** Dataset **
+---+
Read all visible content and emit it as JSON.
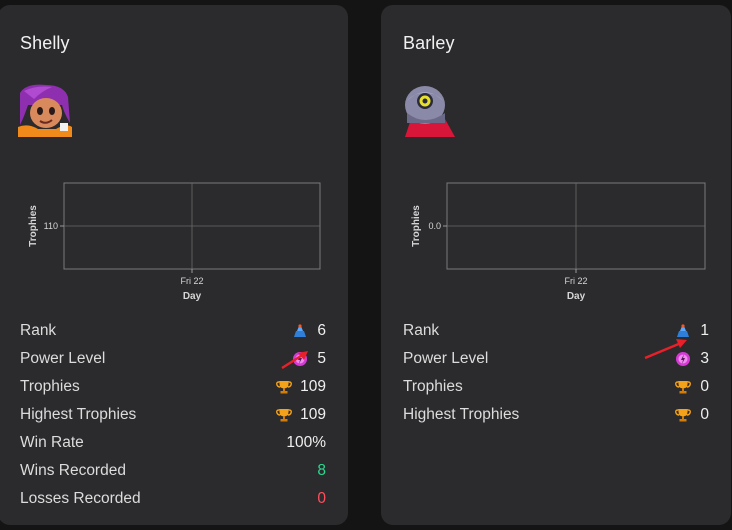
{
  "cards": [
    {
      "name": "Shelly",
      "chart": {
        "ylabel": "Trophies",
        "xlabel": "Day",
        "ytick": "110",
        "xtick": "Fri 22"
      },
      "stats": {
        "rank_label": "Rank",
        "rank_value": "6",
        "power_label": "Power Level",
        "power_value": "5",
        "trophies_label": "Trophies",
        "trophies_value": "109",
        "highest_label": "Highest Trophies",
        "highest_value": "109",
        "winrate_label": "Win Rate",
        "winrate_value": "100%",
        "wins_label": "Wins Recorded",
        "wins_value": "8",
        "losses_label": "Losses Recorded",
        "losses_value": "0"
      }
    },
    {
      "name": "Barley",
      "chart": {
        "ylabel": "Trophies",
        "xlabel": "Day",
        "ytick": "0.0",
        "xtick": "Fri 22"
      },
      "stats": {
        "rank_label": "Rank",
        "rank_value": "1",
        "power_label": "Power Level",
        "power_value": "3",
        "trophies_label": "Trophies",
        "trophies_value": "0",
        "highest_label": "Highest Trophies",
        "highest_value": "0"
      }
    }
  ],
  "icons": {
    "rank": "rank-icon",
    "power": "power-point-icon",
    "trophy": "trophy-icon"
  },
  "colors": {
    "wins": "#2bd98f",
    "losses": "#ff4f5e",
    "arrow": "#e8202a"
  }
}
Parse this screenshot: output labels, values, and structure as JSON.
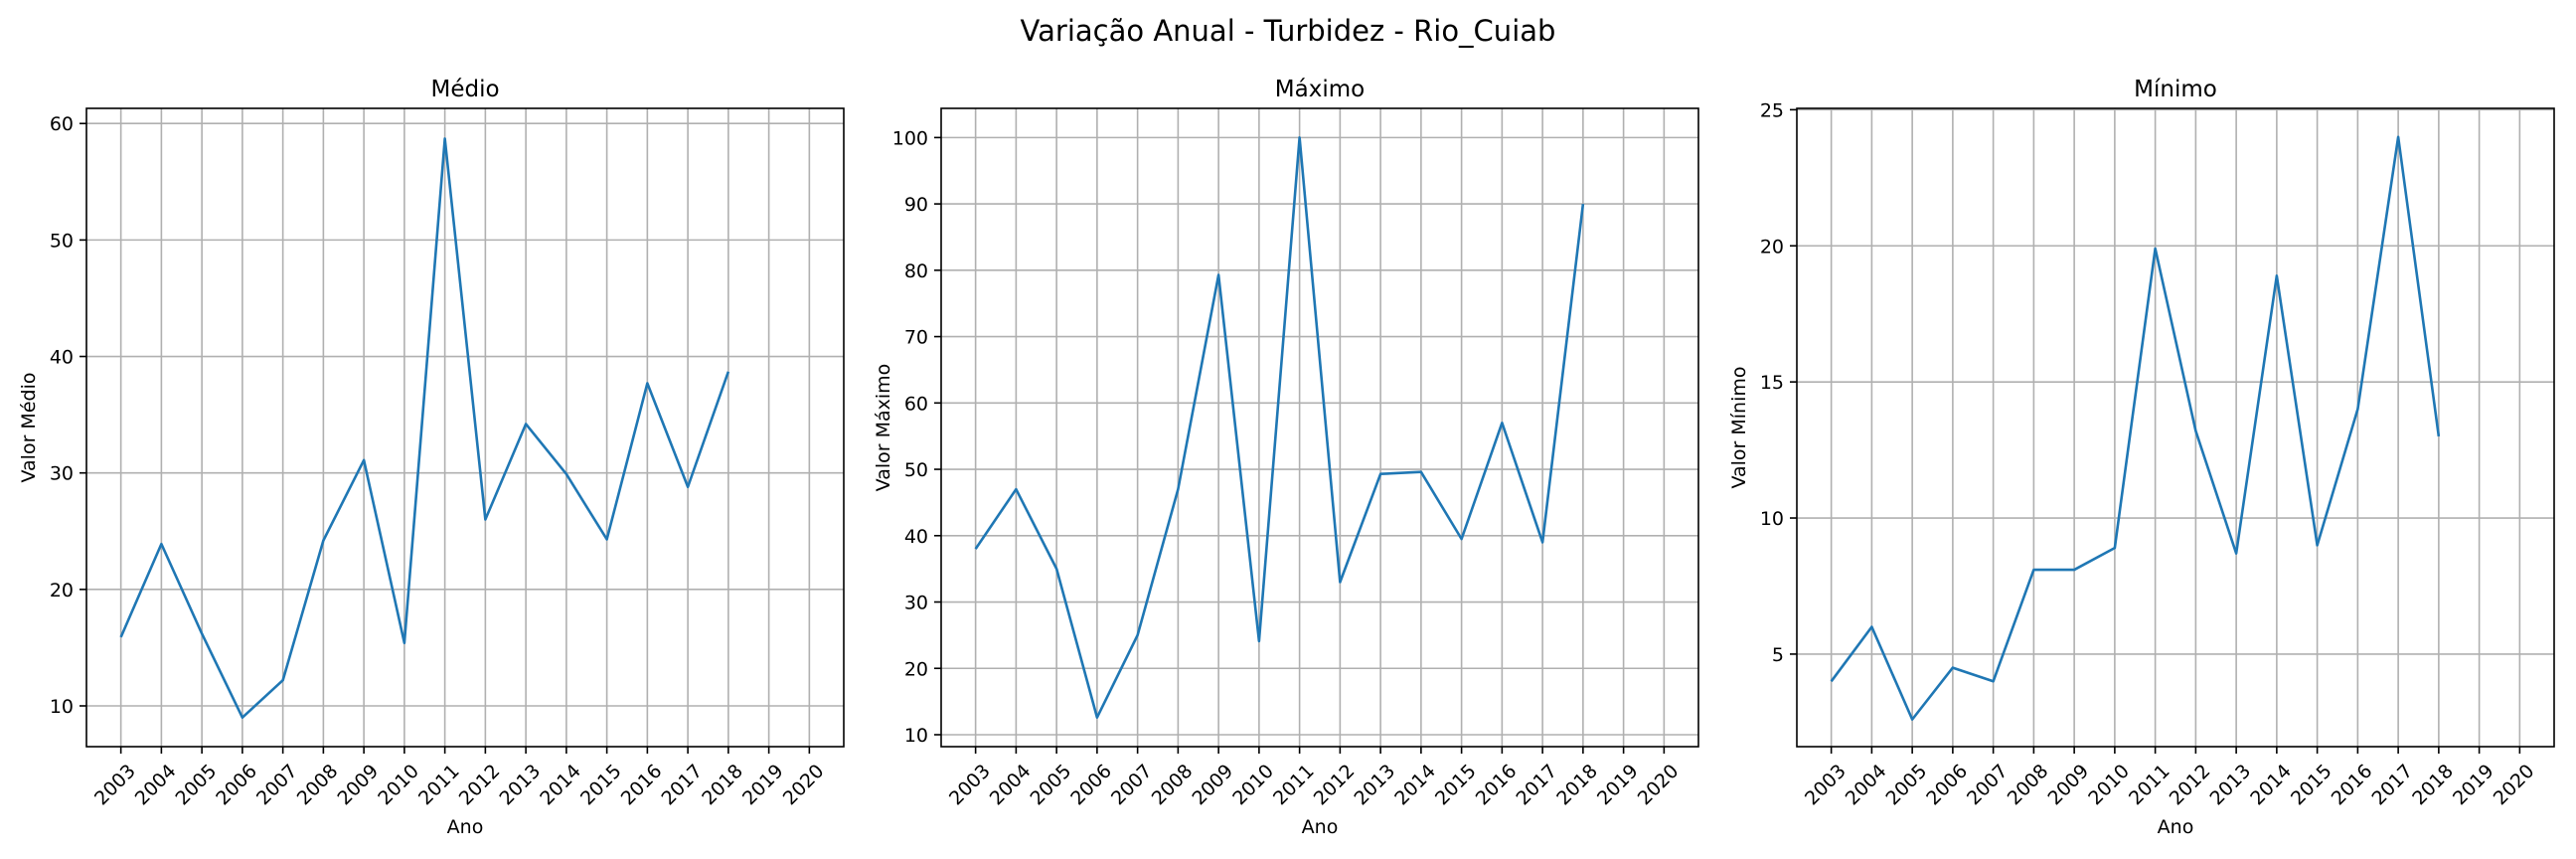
{
  "figure": {
    "title": "Variação Anual - Turbidez - Rio_Cuiab"
  },
  "colors": {
    "line": "#1f77b4",
    "grid": "#b0b0b0",
    "axes": "#000000",
    "background": "#ffffff"
  },
  "chart_data": [
    {
      "type": "line",
      "title": "Médio",
      "xlabel": "Ano",
      "ylabel": "Valor Médio",
      "categories": [
        "2003",
        "2004",
        "2005",
        "2006",
        "2007",
        "2008",
        "2009",
        "2010",
        "2011",
        "2012",
        "2013",
        "2014",
        "2015",
        "2016",
        "2017",
        "2018",
        "2019",
        "2020"
      ],
      "values": [
        15.9,
        23.9,
        16.2,
        9.0,
        12.2,
        24.2,
        31.1,
        15.4,
        58.7,
        26.0,
        34.2,
        29.9,
        24.3,
        37.7,
        28.8,
        38.7,
        null,
        null
      ],
      "ylim": [
        6.5,
        61.3
      ],
      "yticks": [
        10,
        20,
        30,
        40,
        50,
        60
      ],
      "grid": true
    },
    {
      "type": "line",
      "title": "Máximo",
      "xlabel": "Ano",
      "ylabel": "Valor Máximo",
      "categories": [
        "2003",
        "2004",
        "2005",
        "2006",
        "2007",
        "2008",
        "2009",
        "2010",
        "2011",
        "2012",
        "2013",
        "2014",
        "2015",
        "2016",
        "2017",
        "2018",
        "2019",
        "2020"
      ],
      "values": [
        38.0,
        47.0,
        35.0,
        12.6,
        25.0,
        47.0,
        79.3,
        24.1,
        100.0,
        33.0,
        49.3,
        49.6,
        39.5,
        57.0,
        39.0,
        90.0,
        null,
        null
      ],
      "ylim": [
        8.2,
        104.4
      ],
      "yticks": [
        10,
        20,
        30,
        40,
        50,
        60,
        70,
        80,
        90,
        100
      ],
      "grid": true
    },
    {
      "type": "line",
      "title": "Mínimo",
      "xlabel": "Ano",
      "ylabel": "Valor Mínimo",
      "categories": [
        "2003",
        "2004",
        "2005",
        "2006",
        "2007",
        "2008",
        "2009",
        "2010",
        "2011",
        "2012",
        "2013",
        "2014",
        "2015",
        "2016",
        "2017",
        "2018",
        "2019",
        "2020"
      ],
      "values": [
        4.0,
        6.0,
        2.6,
        4.5,
        4.0,
        8.1,
        8.1,
        8.9,
        19.9,
        13.2,
        8.7,
        18.9,
        9.0,
        14.0,
        24.0,
        13.0,
        null,
        null
      ],
      "ylim": [
        1.6,
        25.05
      ],
      "yticks": [
        5,
        10,
        15,
        20,
        25
      ],
      "grid": true
    }
  ]
}
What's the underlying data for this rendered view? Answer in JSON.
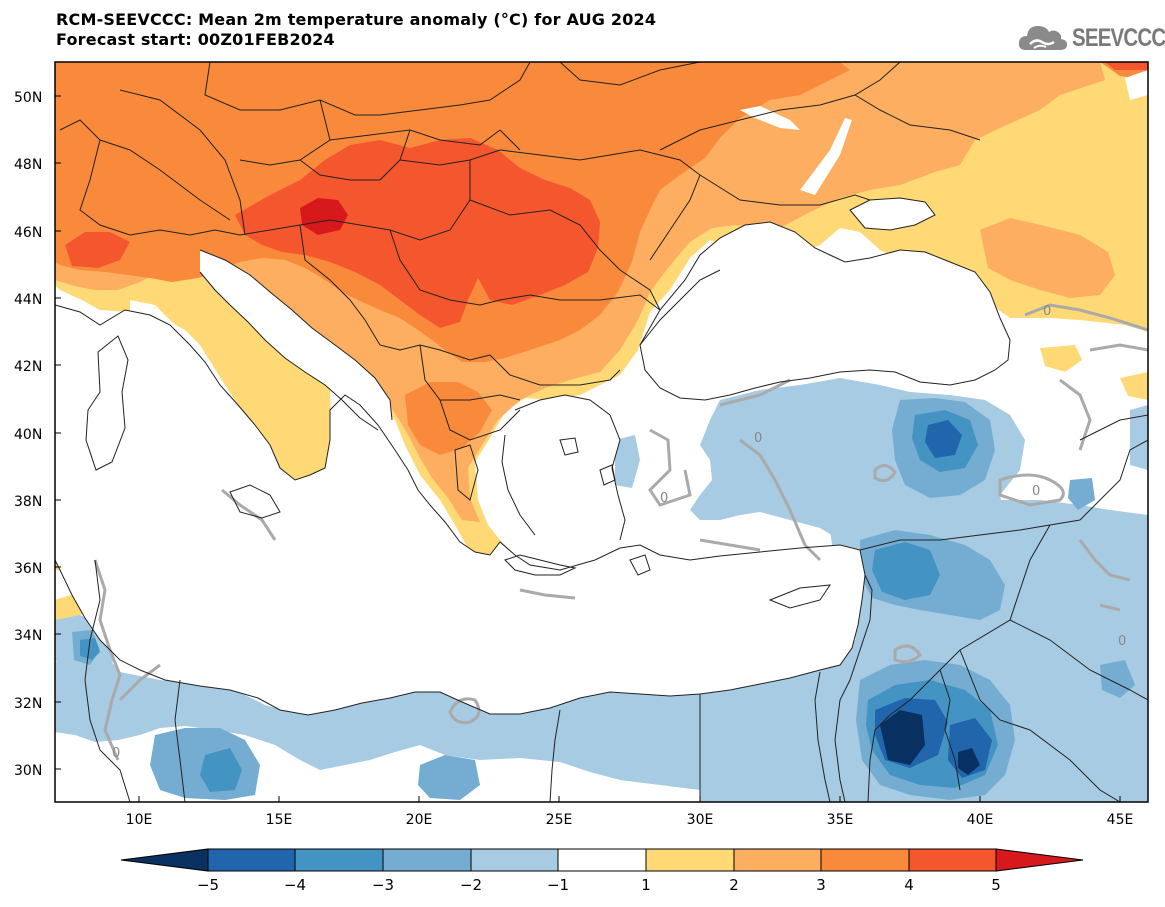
{
  "title": {
    "line1": "RCM-SEEVCCC: Mean 2m temperature anomaly (°C) for AUG 2024",
    "line2": "Forecast start: 00Z01FEB2024"
  },
  "logo": {
    "text": "SEEVCCC",
    "icon": "cloud-icon"
  },
  "map": {
    "lat_range": [
      29,
      51
    ],
    "lon_range": [
      7,
      46
    ],
    "lat_ticks": [
      "30N",
      "32N",
      "34N",
      "36N",
      "38N",
      "40N",
      "42N",
      "44N",
      "46N",
      "48N",
      "50N"
    ],
    "lon_ticks": [
      "10E",
      "15E",
      "20E",
      "25E",
      "30E",
      "35E",
      "40E",
      "45E"
    ],
    "contour_label": "0"
  },
  "colorbar": {
    "labels": [
      "−5",
      "−4",
      "−3",
      "−2",
      "−1",
      "1",
      "2",
      "3",
      "4",
      "5"
    ],
    "colors": [
      "#083061",
      "#2166ac",
      "#4393c3",
      "#74add1",
      "#a6cbe3",
      "#ffffff",
      "#fed976",
      "#fdae61",
      "#f98a3c",
      "#f4572e",
      "#d7191c"
    ]
  },
  "colors": {
    "sea": "#ffffff",
    "neutral": "#ffffff",
    "warm1": "#fed976",
    "warm2": "#fdae61",
    "warm3": "#f98a3c",
    "warm4": "#f4572e",
    "warm5": "#d7191c",
    "cool1": "#a6cbe3",
    "cool2": "#74add1",
    "cool3": "#4393c3",
    "cool4": "#2166ac",
    "cool5": "#083061",
    "contour": "#aaaaaa",
    "border": "#222222"
  }
}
+---+
From the material above, gather all lines that include the string "ffffff" and copy them.

** Task response **
    "background": "#ffffff"
      "#ffffff",
    "sea": "#ffffff",
    "neutral": "#ffffff",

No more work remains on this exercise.